● **GOAL**
What follows is a block of records; reproduce all of it verbatim.

Records from a dataset

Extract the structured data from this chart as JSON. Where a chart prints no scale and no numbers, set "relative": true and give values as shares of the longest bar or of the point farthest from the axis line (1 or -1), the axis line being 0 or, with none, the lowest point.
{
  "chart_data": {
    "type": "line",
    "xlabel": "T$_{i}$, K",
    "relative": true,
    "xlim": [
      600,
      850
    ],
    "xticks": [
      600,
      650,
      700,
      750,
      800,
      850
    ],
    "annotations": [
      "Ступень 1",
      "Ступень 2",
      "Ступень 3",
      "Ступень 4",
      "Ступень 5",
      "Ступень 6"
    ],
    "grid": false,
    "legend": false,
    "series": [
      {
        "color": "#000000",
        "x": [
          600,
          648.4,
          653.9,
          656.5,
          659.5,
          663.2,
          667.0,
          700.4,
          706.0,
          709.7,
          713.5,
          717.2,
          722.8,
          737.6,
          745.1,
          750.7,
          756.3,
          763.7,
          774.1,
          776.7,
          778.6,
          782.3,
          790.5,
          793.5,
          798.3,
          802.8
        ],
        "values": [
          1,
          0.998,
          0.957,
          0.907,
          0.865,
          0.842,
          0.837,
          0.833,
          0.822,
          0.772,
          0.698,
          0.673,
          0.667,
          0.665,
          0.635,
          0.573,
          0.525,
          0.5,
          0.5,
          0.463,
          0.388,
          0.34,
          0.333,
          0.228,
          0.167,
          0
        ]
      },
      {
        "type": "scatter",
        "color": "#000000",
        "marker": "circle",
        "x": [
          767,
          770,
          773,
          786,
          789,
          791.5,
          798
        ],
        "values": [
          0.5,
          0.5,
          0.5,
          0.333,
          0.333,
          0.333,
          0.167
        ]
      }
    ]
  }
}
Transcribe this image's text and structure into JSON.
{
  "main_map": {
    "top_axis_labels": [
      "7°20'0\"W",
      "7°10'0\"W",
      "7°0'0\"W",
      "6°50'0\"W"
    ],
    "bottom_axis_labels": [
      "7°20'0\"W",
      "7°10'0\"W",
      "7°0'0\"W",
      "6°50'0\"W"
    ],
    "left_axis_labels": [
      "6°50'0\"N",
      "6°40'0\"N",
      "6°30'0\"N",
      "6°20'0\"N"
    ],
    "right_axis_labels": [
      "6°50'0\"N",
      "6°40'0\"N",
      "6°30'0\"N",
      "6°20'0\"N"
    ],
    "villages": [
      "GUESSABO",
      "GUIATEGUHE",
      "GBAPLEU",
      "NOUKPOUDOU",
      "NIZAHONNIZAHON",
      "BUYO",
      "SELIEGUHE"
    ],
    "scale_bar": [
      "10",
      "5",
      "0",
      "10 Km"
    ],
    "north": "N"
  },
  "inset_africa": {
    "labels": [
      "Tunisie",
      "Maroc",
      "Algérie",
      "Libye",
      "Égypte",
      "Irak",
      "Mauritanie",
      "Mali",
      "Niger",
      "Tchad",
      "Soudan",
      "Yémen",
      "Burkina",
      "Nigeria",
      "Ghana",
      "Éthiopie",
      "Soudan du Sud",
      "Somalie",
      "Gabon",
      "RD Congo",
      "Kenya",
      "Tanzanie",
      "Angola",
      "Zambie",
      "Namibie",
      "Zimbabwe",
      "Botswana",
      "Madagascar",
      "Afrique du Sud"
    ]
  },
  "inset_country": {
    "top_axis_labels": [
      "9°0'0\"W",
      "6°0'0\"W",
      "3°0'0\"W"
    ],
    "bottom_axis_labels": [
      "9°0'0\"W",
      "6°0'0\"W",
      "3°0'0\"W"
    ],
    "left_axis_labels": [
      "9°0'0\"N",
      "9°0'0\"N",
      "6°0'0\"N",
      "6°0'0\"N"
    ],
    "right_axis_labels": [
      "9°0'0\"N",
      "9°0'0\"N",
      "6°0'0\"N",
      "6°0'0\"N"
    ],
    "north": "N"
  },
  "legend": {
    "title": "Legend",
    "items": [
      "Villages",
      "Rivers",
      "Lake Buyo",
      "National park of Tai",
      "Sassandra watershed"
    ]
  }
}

● **THE COMPLETED TASK**
Extract the structured data from this chart as JSON. Where a chart prints no scale and no numbers, set "relative": true and give values as shares of the longest bar or of the point farthest from the axis line (1 or -1), the axis line being 0 or, with none, the lowest point.
{
  "chart_data": {
    "type": "line",
    "xlabel": "T$_{i}$, K",
    "relative": true,
    "xlim": [
      600,
      850
    ],
    "xticks": [
      600,
      650,
      700,
      750,
      800,
      850
    ],
    "annotations": [
      "Ступень 1",
      "Ступень 2",
      "Ступень 3",
      "Ступень 4",
      "Ступень 5",
      "Ступень 6"
    ],
    "grid": false,
    "legend": false,
    "series": [
      {
        "color": "#000000",
        "x": [
          600,
          648.4,
          653.9,
          656.5,
          659.5,
          663.2,
          667.0,
          700.4,
          706.0,
          709.7,
          713.5,
          717.2,
          722.8,
          737.6,
          745.1,
          750.7,
          756.3,
          763.7,
          774.1,
          776.7,
          778.6,
          782.3,
          790.5,
          793.5,
          798.3,
          802.8
        ],
        "values": [
          1,
          0.998,
          0.957,
          0.907,
          0.865,
          0.842,
          0.837,
          0.833,
          0.822,
          0.772,
          0.698,
          0.673,
          0.667,
          0.665,
          0.635,
          0.573,
          0.525,
          0.5,
          0.5,
          0.463,
          0.388,
          0.34,
          0.333,
          0.228,
          0.167,
          0
        ]
      },
      {
        "type": "scatter",
        "color": "#000000",
        "marker": "circle",
        "x": [
          767,
          770,
          773,
          786,
          789,
          791.5,
          798
        ],
        "values": [
          0.5,
          0.5,
          0.5,
          0.333,
          0.333,
          0.333,
          0.167
        ]
      }
    ]
  }
}
Transcribe this image's text and structure into JSON.
{
  "main_map": {
    "top_axis_labels": [
      "7°20'0\"W",
      "7°10'0\"W",
      "7°0'0\"W",
      "6°50'0\"W"
    ],
    "bottom_axis_labels": [
      "7°20'0\"W",
      "7°10'0\"W",
      "7°0'0\"W",
      "6°50'0\"W"
    ],
    "left_axis_labels": [
      "6°50'0\"N",
      "6°40'0\"N",
      "6°30'0\"N",
      "6°20'0\"N"
    ],
    "right_axis_labels": [
      "6°50'0\"N",
      "6°40'0\"N",
      "6°30'0\"N",
      "6°20'0\"N"
    ],
    "villages": [
      "GUESSABO",
      "GUIATEGUHE",
      "GBAPLEU",
      "NOUKPOUDOU",
      "NIZAHONNIZAHON",
      "BUYO",
      "SELIEGUHE"
    ],
    "scale_bar": [
      "10",
      "5",
      "0",
      "10 Km"
    ],
    "north": "N"
  },
  "inset_africa": {
    "labels": [
      "Tunisie",
      "Maroc",
      "Algérie",
      "Libye",
      "Égypte",
      "Irak",
      "Mauritanie",
      "Mali",
      "Niger",
      "Tchad",
      "Soudan",
      "Yémen",
      "Burkina",
      "Nigeria",
      "Ghana",
      "Éthiopie",
      "Soudan du Sud",
      "Somalie",
      "Gabon",
      "RD Congo",
      "Kenya",
      "Tanzanie",
      "Angola",
      "Zambie",
      "Namibie",
      "Zimbabwe",
      "Botswana",
      "Madagascar",
      "Afrique du Sud"
    ]
  },
  "inset_country": {
    "top_axis_labels": [
      "9°0'0\"W",
      "6°0'0\"W",
      "3°0'0\"W"
    ],
    "bottom_axis_labels": [
      "9°0'0\"W",
      "6°0'0\"W",
      "3°0'0\"W"
    ],
    "left_axis_labels": [
      "9°0'0\"N",
      "9°0'0\"N",
      "6°0'0\"N",
      "6°0'0\"N"
    ],
    "right_axis_labels": [
      "9°0'0\"N",
      "9°0'0\"N",
      "6°0'0\"N",
      "6°0'0\"N"
    ],
    "north": "N"
  },
  "legend": {
    "title": "Legend",
    "items": [
      "Villages",
      "Rivers",
      "Lake Buyo",
      "National park of Tai",
      "Sassandra watershed"
    ]
  }
}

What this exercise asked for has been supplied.